REQUIRED TASK:
Rewrite the lines of each item below as a numbered list, leaving out any blank lines.

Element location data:
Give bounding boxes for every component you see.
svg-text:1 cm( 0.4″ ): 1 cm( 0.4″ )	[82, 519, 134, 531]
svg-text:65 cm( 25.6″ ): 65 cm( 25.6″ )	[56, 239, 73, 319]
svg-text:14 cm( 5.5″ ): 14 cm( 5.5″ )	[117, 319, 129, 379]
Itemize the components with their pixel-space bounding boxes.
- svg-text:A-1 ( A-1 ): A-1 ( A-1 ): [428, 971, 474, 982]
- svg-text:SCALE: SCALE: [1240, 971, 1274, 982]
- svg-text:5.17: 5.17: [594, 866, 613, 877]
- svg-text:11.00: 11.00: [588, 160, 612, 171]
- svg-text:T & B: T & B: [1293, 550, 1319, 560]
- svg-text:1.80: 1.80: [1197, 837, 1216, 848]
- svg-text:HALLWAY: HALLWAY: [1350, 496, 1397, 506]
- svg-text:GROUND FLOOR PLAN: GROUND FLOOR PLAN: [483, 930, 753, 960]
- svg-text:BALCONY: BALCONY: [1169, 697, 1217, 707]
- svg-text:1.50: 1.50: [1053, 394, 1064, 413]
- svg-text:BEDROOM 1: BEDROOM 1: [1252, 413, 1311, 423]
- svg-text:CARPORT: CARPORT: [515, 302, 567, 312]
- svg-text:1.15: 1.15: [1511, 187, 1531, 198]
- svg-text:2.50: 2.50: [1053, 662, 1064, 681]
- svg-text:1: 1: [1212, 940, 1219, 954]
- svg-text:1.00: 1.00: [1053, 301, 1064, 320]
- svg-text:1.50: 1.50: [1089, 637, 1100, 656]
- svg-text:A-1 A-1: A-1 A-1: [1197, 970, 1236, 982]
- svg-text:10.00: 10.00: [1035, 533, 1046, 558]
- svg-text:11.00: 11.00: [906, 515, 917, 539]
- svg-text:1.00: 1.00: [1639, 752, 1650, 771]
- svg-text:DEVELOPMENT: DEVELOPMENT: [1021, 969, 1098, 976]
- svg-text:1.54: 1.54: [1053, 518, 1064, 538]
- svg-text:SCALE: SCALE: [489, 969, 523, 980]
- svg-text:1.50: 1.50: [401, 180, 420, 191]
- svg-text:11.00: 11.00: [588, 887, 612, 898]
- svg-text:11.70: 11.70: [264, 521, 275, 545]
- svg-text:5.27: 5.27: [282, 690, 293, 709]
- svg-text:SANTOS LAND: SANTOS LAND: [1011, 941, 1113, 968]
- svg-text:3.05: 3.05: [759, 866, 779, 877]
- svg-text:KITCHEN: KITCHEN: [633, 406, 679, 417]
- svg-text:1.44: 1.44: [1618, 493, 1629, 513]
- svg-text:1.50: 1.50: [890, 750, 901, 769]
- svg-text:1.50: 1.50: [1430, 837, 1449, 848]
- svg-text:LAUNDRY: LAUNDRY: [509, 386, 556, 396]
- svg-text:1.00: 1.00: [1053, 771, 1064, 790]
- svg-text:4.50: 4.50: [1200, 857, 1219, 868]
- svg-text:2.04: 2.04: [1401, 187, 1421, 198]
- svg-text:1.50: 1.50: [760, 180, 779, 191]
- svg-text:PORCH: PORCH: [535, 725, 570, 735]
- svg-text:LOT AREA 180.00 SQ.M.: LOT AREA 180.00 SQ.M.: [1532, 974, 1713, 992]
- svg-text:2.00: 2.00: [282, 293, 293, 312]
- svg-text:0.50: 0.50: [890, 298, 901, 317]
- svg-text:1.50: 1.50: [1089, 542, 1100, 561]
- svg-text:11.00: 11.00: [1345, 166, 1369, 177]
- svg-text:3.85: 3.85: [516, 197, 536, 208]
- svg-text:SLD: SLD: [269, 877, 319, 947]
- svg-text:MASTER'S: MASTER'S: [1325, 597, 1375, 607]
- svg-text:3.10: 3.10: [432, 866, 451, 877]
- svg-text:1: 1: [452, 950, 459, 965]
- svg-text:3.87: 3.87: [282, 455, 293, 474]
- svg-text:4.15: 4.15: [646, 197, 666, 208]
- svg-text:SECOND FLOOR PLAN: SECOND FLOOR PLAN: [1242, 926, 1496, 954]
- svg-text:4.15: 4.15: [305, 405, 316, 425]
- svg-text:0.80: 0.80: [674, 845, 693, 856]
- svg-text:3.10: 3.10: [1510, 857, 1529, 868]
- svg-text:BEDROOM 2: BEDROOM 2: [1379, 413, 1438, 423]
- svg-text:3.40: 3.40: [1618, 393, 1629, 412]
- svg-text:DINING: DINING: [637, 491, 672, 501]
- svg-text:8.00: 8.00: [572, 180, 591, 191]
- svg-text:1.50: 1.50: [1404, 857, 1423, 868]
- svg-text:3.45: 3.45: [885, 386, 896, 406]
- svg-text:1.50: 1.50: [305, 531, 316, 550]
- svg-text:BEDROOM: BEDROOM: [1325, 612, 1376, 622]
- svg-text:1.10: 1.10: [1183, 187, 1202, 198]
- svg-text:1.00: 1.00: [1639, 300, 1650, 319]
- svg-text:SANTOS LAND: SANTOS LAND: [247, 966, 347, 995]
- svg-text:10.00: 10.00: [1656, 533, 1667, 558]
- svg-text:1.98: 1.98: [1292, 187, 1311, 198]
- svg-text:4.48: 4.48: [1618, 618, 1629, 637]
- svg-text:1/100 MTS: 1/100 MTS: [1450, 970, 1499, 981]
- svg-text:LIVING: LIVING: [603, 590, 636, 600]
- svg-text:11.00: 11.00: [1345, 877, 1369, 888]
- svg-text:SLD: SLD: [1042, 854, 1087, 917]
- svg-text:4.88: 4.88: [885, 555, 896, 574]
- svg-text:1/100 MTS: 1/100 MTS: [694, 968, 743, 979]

EXERCISE OUTPUT:
1. Give bounding boxes for every component you see.
2. svg-text:1 cm( 0.4″ ): 1 cm( 0.4″ )	[82, 519, 134, 531]
3. svg-text:65 cm( 25.6″ ): 65 cm( 25.6″ )	[56, 239, 73, 319]
4. svg-text:14 cm( 5.5″ ): 14 cm( 5.5″ )	[117, 319, 129, 379]
5. Itemize the components with their pixel-space bounding boxes.
6. - svg-text:A-1 ( A-1 ): A-1 ( A-1 ): [428, 971, 474, 982]
7. - svg-text:SCALE: SCALE: [1240, 971, 1274, 982]
8. - svg-text:5.17: 5.17: [594, 866, 613, 877]
9. - svg-text:11.00: 11.00: [588, 160, 612, 171]
10. - svg-text:T & B: T & B: [1293, 550, 1319, 560]
11. - svg-text:1.80: 1.80: [1197, 837, 1216, 848]
12. - svg-text:HALLWAY: HALLWAY: [1350, 496, 1397, 506]
13. - svg-text:GROUND FLOOR PLAN: GROUND FLOOR PLAN: [483, 930, 753, 960]
14. - svg-text:BALCONY: BALCONY: [1169, 697, 1217, 707]
15. - svg-text:1.50: 1.50: [1053, 394, 1064, 413]
16. - svg-text:BEDROOM 1: BEDROOM 1: [1252, 413, 1311, 423]
17. - svg-text:CARPORT: CARPORT: [515, 302, 567, 312]
18. - svg-text:1.15: 1.15: [1511, 187, 1531, 198]
19. - svg-text:2.50: 2.50: [1053, 662, 1064, 681]
20. - svg-text:1: 1: [1212, 940, 1219, 954]
21. - svg-text:1.00: 1.00: [1053, 301, 1064, 320]
22. - svg-text:1.50: 1.50: [1089, 637, 1100, 656]
23. - svg-text:A-1 A-1: A-1 A-1: [1197, 970, 1236, 982]
24. - svg-text:10.00: 10.00: [1035, 533, 1046, 558]
25. - svg-text:11.00: 11.00: [906, 515, 917, 539]
26. - svg-text:1.00: 1.00: [1639, 752, 1650, 771]
27. - svg-text:DEVELOPMENT: DEVELOPMENT: [1021, 969, 1098, 976]
28. - svg-text:1.54: 1.54: [1053, 518, 1064, 538]
29. - svg-text:SCALE: SCALE: [489, 969, 523, 980]
30. - svg-text:1.50: 1.50: [401, 180, 420, 191]
31. - svg-text:11.00: 11.00: [588, 887, 612, 898]
32. - svg-text:11.70: 11.70: [264, 521, 275, 545]
33. - svg-text:5.27: 5.27: [282, 690, 293, 709]
34. - svg-text:SANTOS LAND: SANTOS LAND: [1011, 941, 1113, 968]
35. - svg-text:3.05: 3.05: [759, 866, 779, 877]
36. - svg-text:KITCHEN: KITCHEN: [633, 406, 679, 417]
37. - svg-text:1.44: 1.44: [1618, 493, 1629, 513]
38. - svg-text:1.50: 1.50: [890, 750, 901, 769]
39. - svg-text:1.50: 1.50: [1430, 837, 1449, 848]
40. - svg-text:LAUNDRY: LAUNDRY: [509, 386, 556, 396]
41. - svg-text:1.00: 1.00: [1053, 771, 1064, 790]
42. - svg-text:4.50: 4.50: [1200, 857, 1219, 868]
43. - svg-text:2.04: 2.04: [1401, 187, 1421, 198]
44. - svg-text:1.50: 1.50: [760, 180, 779, 191]
45. - svg-text:PORCH: PORCH: [535, 725, 570, 735]
46. - svg-text:LOT AREA 180.00 SQ.M.: LOT AREA 180.00 SQ.M.: [1532, 974, 1713, 992]
47. - svg-text:2.00: 2.00: [282, 293, 293, 312]
48. - svg-text:0.50: 0.50: [890, 298, 901, 317]
49. - svg-text:1.50: 1.50: [1089, 542, 1100, 561]
50. - svg-text:11.00: 11.00: [1345, 166, 1369, 177]
51. - svg-text:3.85: 3.85: [516, 197, 536, 208]
52. - svg-text:SLD: SLD: [269, 877, 319, 947]
53. - svg-text:MASTER'S: MASTER'S: [1325, 597, 1375, 607]
54. - svg-text:3.10: 3.10: [432, 866, 451, 877]
55. - svg-text:1: 1: [452, 950, 459, 965]
56. - svg-text:3.87: 3.87: [282, 455, 293, 474]
57. - svg-text:4.15: 4.15: [646, 197, 666, 208]
58. - svg-text:SECOND FLOOR PLAN: SECOND FLOOR PLAN: [1242, 926, 1496, 954]
59. - svg-text:4.15: 4.15: [305, 405, 316, 425]
60. - svg-text:0.80: 0.80: [674, 845, 693, 856]
61. - svg-text:3.10: 3.10: [1510, 857, 1529, 868]
62. - svg-text:BEDROOM 2: BEDROOM 2: [1379, 413, 1438, 423]
63. - svg-text:3.40: 3.40: [1618, 393, 1629, 412]
64. - svg-text:DINING: DINING: [637, 491, 672, 501]
65. - svg-text:8.00: 8.00: [572, 180, 591, 191]
66. - svg-text:1.50: 1.50: [1404, 857, 1423, 868]
67. - svg-text:3.45: 3.45: [885, 386, 896, 406]
68. - svg-text:1.50: 1.50: [305, 531, 316, 550]
69. - svg-text:BEDROOM: BEDROOM: [1325, 612, 1376, 622]
70. - svg-text:1.10: 1.10: [1183, 187, 1202, 198]
71. - svg-text:1.00: 1.00: [1639, 300, 1650, 319]
72. - svg-text:SANTOS LAND: SANTOS LAND: [247, 966, 347, 995]
73. - svg-text:10.00: 10.00: [1656, 533, 1667, 558]
74. - svg-text:1.98: 1.98: [1292, 187, 1311, 198]
75. - svg-text:4.48: 4.48: [1618, 618, 1629, 637]
76. - svg-text:1/100 MTS: 1/100 MTS: [1450, 970, 1499, 981]
77. - svg-text:LIVING: LIVING: [603, 590, 636, 600]
78. - svg-text:11.00: 11.00: [1345, 877, 1369, 888]
79. - svg-text:SLD: SLD: [1042, 854, 1087, 917]
80. - svg-text:4.88: 4.88: [885, 555, 896, 574]
81. - svg-text:1/100 MTS: 1/100 MTS: [694, 968, 743, 979]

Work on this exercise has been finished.